Entries from a dataset:
⟨
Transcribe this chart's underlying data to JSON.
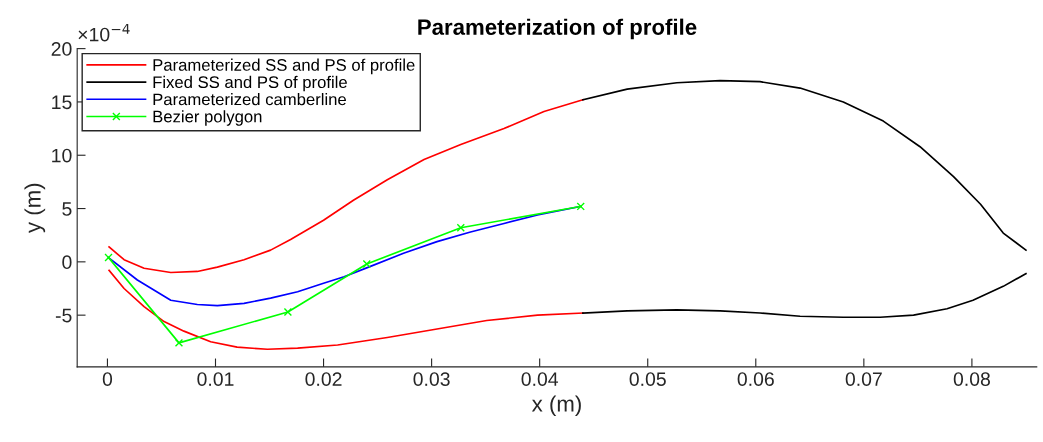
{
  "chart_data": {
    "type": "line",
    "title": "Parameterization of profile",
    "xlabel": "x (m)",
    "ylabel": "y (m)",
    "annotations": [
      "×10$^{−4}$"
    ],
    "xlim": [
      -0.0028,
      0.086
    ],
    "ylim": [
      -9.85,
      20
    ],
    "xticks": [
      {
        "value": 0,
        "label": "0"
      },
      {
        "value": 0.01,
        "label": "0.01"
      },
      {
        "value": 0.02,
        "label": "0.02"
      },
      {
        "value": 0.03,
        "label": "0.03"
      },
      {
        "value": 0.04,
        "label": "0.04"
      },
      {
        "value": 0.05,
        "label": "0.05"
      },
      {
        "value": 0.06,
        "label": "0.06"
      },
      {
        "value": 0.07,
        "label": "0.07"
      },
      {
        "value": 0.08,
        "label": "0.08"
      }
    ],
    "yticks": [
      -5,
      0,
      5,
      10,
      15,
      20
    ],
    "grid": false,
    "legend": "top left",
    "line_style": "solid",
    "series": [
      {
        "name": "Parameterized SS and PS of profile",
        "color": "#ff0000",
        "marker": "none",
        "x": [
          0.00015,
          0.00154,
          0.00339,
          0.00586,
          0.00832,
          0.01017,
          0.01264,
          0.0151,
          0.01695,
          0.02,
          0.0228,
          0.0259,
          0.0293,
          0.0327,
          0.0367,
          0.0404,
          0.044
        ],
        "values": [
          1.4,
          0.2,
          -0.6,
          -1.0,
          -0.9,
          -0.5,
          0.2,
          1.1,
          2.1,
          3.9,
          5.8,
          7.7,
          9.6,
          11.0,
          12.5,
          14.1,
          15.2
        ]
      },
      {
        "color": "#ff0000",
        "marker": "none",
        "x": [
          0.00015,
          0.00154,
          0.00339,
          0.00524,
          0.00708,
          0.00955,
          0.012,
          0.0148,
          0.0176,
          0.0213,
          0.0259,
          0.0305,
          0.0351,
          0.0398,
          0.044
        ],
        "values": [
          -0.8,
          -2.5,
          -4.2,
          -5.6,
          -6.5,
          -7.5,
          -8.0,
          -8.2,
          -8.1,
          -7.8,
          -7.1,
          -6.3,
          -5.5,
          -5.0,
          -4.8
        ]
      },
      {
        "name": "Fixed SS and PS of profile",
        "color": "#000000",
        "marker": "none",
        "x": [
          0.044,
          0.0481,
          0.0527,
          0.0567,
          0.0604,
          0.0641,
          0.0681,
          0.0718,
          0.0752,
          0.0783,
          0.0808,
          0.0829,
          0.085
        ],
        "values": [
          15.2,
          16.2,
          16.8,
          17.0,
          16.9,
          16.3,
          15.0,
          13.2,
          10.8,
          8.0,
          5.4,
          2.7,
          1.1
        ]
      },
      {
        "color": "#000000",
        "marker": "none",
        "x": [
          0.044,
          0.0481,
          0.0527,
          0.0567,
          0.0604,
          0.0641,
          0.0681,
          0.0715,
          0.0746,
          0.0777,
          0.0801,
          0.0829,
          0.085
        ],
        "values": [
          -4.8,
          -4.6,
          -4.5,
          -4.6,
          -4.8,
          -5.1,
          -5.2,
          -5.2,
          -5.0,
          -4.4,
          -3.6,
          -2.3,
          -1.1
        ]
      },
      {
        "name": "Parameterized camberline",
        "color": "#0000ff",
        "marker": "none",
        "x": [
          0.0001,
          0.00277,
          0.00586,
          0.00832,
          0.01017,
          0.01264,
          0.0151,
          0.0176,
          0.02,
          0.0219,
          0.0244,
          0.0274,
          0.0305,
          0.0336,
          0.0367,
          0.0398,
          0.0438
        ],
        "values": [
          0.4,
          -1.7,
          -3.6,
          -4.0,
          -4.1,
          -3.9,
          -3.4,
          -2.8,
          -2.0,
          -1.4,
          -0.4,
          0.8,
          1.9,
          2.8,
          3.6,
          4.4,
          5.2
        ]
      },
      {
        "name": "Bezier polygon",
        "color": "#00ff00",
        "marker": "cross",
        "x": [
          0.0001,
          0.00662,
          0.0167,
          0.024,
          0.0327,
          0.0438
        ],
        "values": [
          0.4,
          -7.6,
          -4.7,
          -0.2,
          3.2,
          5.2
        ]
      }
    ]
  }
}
⟩
* _TASK INSTRUCTIONS_:
Copy each line of the data that contains the word "Parameterized".

* _OUTPUT FOR THIS TASK_:
        "name": "Parameterized SS and PS of profile",
        "name": "Parameterized camberline",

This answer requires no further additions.